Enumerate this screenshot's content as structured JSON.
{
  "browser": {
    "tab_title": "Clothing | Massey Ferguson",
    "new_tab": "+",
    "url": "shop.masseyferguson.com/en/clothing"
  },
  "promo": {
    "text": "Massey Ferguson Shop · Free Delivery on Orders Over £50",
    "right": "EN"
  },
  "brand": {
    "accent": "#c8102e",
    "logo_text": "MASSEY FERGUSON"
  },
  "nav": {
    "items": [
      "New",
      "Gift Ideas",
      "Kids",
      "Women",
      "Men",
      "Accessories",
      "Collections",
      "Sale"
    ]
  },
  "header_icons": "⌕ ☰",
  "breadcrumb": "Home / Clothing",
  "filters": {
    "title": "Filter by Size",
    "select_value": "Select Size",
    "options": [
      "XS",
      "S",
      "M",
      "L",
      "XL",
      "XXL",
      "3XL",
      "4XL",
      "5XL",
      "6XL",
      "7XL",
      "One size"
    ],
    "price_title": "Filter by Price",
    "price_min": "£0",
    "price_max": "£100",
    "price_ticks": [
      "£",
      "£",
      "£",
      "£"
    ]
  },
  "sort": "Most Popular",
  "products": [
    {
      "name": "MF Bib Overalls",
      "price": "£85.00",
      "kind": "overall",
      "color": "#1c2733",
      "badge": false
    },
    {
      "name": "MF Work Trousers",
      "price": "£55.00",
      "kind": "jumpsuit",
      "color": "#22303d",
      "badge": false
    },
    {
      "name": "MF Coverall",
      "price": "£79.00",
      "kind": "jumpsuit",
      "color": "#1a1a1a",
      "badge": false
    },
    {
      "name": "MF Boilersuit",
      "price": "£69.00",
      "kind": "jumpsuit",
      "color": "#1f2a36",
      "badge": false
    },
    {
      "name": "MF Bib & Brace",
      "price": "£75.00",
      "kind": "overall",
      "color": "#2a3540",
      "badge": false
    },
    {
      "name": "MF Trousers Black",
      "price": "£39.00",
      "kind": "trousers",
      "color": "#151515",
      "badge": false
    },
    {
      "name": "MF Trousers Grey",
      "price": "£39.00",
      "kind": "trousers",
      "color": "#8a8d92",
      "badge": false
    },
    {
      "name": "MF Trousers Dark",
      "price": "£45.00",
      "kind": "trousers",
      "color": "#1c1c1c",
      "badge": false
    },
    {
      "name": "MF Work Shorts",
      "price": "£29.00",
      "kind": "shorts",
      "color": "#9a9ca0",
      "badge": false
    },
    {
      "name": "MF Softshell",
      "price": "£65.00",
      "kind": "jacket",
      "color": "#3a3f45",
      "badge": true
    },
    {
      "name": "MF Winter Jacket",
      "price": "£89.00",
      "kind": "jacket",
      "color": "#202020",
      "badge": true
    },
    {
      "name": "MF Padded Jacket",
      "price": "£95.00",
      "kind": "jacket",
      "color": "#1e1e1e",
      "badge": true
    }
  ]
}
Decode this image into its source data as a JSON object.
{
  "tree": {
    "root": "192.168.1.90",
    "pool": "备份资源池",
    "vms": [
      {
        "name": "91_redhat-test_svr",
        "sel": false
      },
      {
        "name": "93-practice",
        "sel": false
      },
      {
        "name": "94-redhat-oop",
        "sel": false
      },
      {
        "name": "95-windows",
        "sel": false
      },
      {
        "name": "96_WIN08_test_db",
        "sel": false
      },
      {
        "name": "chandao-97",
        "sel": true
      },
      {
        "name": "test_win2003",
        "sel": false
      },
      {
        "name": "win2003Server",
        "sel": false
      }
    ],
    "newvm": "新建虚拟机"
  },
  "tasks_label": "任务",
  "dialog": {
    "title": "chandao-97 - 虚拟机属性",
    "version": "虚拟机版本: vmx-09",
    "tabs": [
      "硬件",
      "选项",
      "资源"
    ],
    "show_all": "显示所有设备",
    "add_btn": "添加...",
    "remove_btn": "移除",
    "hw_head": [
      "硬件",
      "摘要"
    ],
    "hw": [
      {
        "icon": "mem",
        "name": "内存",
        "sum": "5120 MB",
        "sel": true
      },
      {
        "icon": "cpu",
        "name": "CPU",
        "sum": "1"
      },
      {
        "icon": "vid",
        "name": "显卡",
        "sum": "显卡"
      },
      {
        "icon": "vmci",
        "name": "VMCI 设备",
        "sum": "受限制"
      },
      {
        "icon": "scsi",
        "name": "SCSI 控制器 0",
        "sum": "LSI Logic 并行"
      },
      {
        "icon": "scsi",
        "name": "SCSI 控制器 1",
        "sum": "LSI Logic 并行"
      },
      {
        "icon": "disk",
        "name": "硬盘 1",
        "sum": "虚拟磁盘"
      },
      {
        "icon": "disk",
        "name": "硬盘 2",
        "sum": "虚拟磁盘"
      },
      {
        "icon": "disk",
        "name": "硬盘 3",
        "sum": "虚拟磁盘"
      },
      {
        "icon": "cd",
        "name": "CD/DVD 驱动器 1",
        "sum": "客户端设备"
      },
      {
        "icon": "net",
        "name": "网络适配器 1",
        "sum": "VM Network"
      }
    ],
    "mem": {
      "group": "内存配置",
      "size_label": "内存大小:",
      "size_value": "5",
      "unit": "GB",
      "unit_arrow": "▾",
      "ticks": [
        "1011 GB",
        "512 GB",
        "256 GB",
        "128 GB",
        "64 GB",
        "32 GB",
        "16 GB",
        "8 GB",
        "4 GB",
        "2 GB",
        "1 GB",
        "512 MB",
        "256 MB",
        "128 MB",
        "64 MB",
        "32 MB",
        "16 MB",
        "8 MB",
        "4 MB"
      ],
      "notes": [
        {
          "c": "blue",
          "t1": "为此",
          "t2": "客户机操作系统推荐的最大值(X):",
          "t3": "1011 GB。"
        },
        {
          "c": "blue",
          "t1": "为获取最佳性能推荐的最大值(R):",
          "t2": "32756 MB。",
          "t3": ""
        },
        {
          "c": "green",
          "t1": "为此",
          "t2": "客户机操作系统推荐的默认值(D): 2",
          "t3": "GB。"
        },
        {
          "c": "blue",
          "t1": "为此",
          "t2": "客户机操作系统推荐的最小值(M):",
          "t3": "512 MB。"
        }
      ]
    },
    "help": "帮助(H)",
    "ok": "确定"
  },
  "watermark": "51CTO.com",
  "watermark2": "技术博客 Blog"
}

What this task involves: Type the material above out again, exactly.

Full solution:
Enumerate this screenshot's content as structured JSON.
{
  "browser": {
    "tab_title": "Clothing | Massey Ferguson",
    "new_tab": "+",
    "url": "shop.masseyferguson.com/en/clothing"
  },
  "promo": {
    "text": "Massey Ferguson Shop · Free Delivery on Orders Over £50",
    "right": "EN"
  },
  "brand": {
    "accent": "#c8102e",
    "logo_text": "MASSEY FERGUSON"
  },
  "nav": {
    "items": [
      "New",
      "Gift Ideas",
      "Kids",
      "Women",
      "Men",
      "Accessories",
      "Collections",
      "Sale"
    ]
  },
  "header_icons": "⌕ ☰",
  "breadcrumb": "Home / Clothing",
  "filters": {
    "title": "Filter by Size",
    "select_value": "Select Size",
    "options": [
      "XS",
      "S",
      "M",
      "L",
      "XL",
      "XXL",
      "3XL",
      "4XL",
      "5XL",
      "6XL",
      "7XL",
      "One size"
    ],
    "price_title": "Filter by Price",
    "price_min": "£0",
    "price_max": "£100",
    "price_ticks": [
      "£",
      "£",
      "£",
      "£"
    ]
  },
  "sort": "Most Popular",
  "products": [
    {
      "name": "MF Bib Overalls",
      "price": "£85.00",
      "kind": "overall",
      "color": "#1c2733",
      "badge": false
    },
    {
      "name": "MF Work Trousers",
      "price": "£55.00",
      "kind": "jumpsuit",
      "color": "#22303d",
      "badge": false
    },
    {
      "name": "MF Coverall",
      "price": "£79.00",
      "kind": "jumpsuit",
      "color": "#1a1a1a",
      "badge": false
    },
    {
      "name": "MF Boilersuit",
      "price": "£69.00",
      "kind": "jumpsuit",
      "color": "#1f2a36",
      "badge": false
    },
    {
      "name": "MF Bib & Brace",
      "price": "£75.00",
      "kind": "overall",
      "color": "#2a3540",
      "badge": false
    },
    {
      "name": "MF Trousers Black",
      "price": "£39.00",
      "kind": "trousers",
      "color": "#151515",
      "badge": false
    },
    {
      "name": "MF Trousers Grey",
      "price": "£39.00",
      "kind": "trousers",
      "color": "#8a8d92",
      "badge": false
    },
    {
      "name": "MF Trousers Dark",
      "price": "£45.00",
      "kind": "trousers",
      "color": "#1c1c1c",
      "badge": false
    },
    {
      "name": "MF Work Shorts",
      "price": "£29.00",
      "kind": "shorts",
      "color": "#9a9ca0",
      "badge": false
    },
    {
      "name": "MF Softshell",
      "price": "£65.00",
      "kind": "jacket",
      "color": "#3a3f45",
      "badge": true
    },
    {
      "name": "MF Winter Jacket",
      "price": "£89.00",
      "kind": "jacket",
      "color": "#202020",
      "badge": true
    },
    {
      "name": "MF Padded Jacket",
      "price": "£95.00",
      "kind": "jacket",
      "color": "#1e1e1e",
      "badge": true
    }
  ]
}
Decode this image into its source data as a JSON object.
{
  "tree": {
    "root": "192.168.1.90",
    "pool": "备份资源池",
    "vms": [
      {
        "name": "91_redhat-test_svr",
        "sel": false
      },
      {
        "name": "93-practice",
        "sel": false
      },
      {
        "name": "94-redhat-oop",
        "sel": false
      },
      {
        "name": "95-windows",
        "sel": false
      },
      {
        "name": "96_WIN08_test_db",
        "sel": false
      },
      {
        "name": "chandao-97",
        "sel": true
      },
      {
        "name": "test_win2003",
        "sel": false
      },
      {
        "name": "win2003Server",
        "sel": false
      }
    ],
    "newvm": "新建虚拟机"
  },
  "tasks_label": "任务",
  "dialog": {
    "title": "chandao-97 - 虚拟机属性",
    "version": "虚拟机版本: vmx-09",
    "tabs": [
      "硬件",
      "选项",
      "资源"
    ],
    "show_all": "显示所有设备",
    "add_btn": "添加...",
    "remove_btn": "移除",
    "hw_head": [
      "硬件",
      "摘要"
    ],
    "hw": [
      {
        "icon": "mem",
        "name": "内存",
        "sum": "5120 MB",
        "sel": true
      },
      {
        "icon": "cpu",
        "name": "CPU",
        "sum": "1"
      },
      {
        "icon": "vid",
        "name": "显卡",
        "sum": "显卡"
      },
      {
        "icon": "vmci",
        "name": "VMCI 设备",
        "sum": "受限制"
      },
      {
        "icon": "scsi",
        "name": "SCSI 控制器 0",
        "sum": "LSI Logic 并行"
      },
      {
        "icon": "scsi",
        "name": "SCSI 控制器 1",
        "sum": "LSI Logic 并行"
      },
      {
        "icon": "disk",
        "name": "硬盘 1",
        "sum": "虚拟磁盘"
      },
      {
        "icon": "disk",
        "name": "硬盘 2",
        "sum": "虚拟磁盘"
      },
      {
        "icon": "disk",
        "name": "硬盘 3",
        "sum": "虚拟磁盘"
      },
      {
        "icon": "cd",
        "name": "CD/DVD 驱动器 1",
        "sum": "客户端设备"
      },
      {
        "icon": "net",
        "name": "网络适配器 1",
        "sum": "VM Network"
      }
    ],
    "mem": {
      "group": "内存配置",
      "size_label": "内存大小:",
      "size_value": "5",
      "unit": "GB",
      "unit_arrow": "▾",
      "ticks": [
        "1011 GB",
        "512 GB",
        "256 GB",
        "128 GB",
        "64 GB",
        "32 GB",
        "16 GB",
        "8 GB",
        "4 GB",
        "2 GB",
        "1 GB",
        "512 MB",
        "256 MB",
        "128 MB",
        "64 MB",
        "32 MB",
        "16 MB",
        "8 MB",
        "4 MB"
      ],
      "notes": [
        {
          "c": "blue",
          "t1": "为此",
          "t2": "客户机操作系统推荐的最大值(X):",
          "t3": "1011 GB。"
        },
        {
          "c": "blue",
          "t1": "为获取最佳性能推荐的最大值(R):",
          "t2": "32756 MB。",
          "t3": ""
        },
        {
          "c": "green",
          "t1": "为此",
          "t2": "客户机操作系统推荐的默认值(D): 2",
          "t3": "GB。"
        },
        {
          "c": "blue",
          "t1": "为此",
          "t2": "客户机操作系统推荐的最小值(M):",
          "t3": "512 MB。"
        }
      ]
    },
    "help": "帮助(H)",
    "ok": "确定"
  },
  "watermark": "51CTO.com",
  "watermark2": "技术博客 Blog"
}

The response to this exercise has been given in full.